EXERCISE:
Can you write out all of the material below, word for word?

EXCERPTED DATA:
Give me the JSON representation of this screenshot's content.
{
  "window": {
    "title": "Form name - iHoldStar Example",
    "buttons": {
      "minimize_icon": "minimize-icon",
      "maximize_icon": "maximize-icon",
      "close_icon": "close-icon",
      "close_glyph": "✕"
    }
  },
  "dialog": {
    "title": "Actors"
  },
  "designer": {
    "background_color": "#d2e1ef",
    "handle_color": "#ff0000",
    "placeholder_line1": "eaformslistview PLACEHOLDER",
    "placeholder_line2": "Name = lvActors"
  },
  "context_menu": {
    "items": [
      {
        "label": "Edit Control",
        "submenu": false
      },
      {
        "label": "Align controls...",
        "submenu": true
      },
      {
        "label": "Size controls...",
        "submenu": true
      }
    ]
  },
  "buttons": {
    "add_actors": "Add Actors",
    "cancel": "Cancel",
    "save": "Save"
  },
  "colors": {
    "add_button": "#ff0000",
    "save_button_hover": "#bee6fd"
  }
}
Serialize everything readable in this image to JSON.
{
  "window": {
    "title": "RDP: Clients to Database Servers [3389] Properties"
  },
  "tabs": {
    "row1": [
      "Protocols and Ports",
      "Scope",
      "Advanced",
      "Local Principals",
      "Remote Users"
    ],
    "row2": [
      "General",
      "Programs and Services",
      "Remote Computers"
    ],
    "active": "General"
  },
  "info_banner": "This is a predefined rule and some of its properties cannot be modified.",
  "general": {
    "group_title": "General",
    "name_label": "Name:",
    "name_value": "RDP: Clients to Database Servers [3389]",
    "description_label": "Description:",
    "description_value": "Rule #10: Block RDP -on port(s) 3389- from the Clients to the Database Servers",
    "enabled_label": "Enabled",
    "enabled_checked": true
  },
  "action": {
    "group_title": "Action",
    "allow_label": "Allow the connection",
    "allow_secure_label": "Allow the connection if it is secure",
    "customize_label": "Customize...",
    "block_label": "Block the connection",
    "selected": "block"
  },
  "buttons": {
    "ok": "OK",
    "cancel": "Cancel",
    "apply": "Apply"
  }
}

ANSWER IN FULL:
Give me the JSON representation of this screenshot's content.
{
  "window": {
    "title": "Form name - iHoldStar Example",
    "buttons": {
      "minimize_icon": "minimize-icon",
      "maximize_icon": "maximize-icon",
      "close_icon": "close-icon",
      "close_glyph": "✕"
    }
  },
  "dialog": {
    "title": "Actors"
  },
  "designer": {
    "background_color": "#d2e1ef",
    "handle_color": "#ff0000",
    "placeholder_line1": "eaformslistview PLACEHOLDER",
    "placeholder_line2": "Name = lvActors"
  },
  "context_menu": {
    "items": [
      {
        "label": "Edit Control",
        "submenu": false
      },
      {
        "label": "Align controls...",
        "submenu": true
      },
      {
        "label": "Size controls...",
        "submenu": true
      }
    ]
  },
  "buttons": {
    "add_actors": "Add Actors",
    "cancel": "Cancel",
    "save": "Save"
  },
  "colors": {
    "add_button": "#ff0000",
    "save_button_hover": "#bee6fd"
  }
}
Serialize everything readable in this image to JSON.
{
  "window": {
    "title": "RDP: Clients to Database Servers [3389] Properties"
  },
  "tabs": {
    "row1": [
      "Protocols and Ports",
      "Scope",
      "Advanced",
      "Local Principals",
      "Remote Users"
    ],
    "row2": [
      "General",
      "Programs and Services",
      "Remote Computers"
    ],
    "active": "General"
  },
  "info_banner": "This is a predefined rule and some of its properties cannot be modified.",
  "general": {
    "group_title": "General",
    "name_label": "Name:",
    "name_value": "RDP: Clients to Database Servers [3389]",
    "description_label": "Description:",
    "description_value": "Rule #10: Block RDP -on port(s) 3389- from the Clients to the Database Servers",
    "enabled_label": "Enabled",
    "enabled_checked": true
  },
  "action": {
    "group_title": "Action",
    "allow_label": "Allow the connection",
    "allow_secure_label": "Allow the connection if it is secure",
    "customize_label": "Customize...",
    "block_label": "Block the connection",
    "selected": "block"
  },
  "buttons": {
    "ok": "OK",
    "cancel": "Cancel",
    "apply": "Apply"
  }
}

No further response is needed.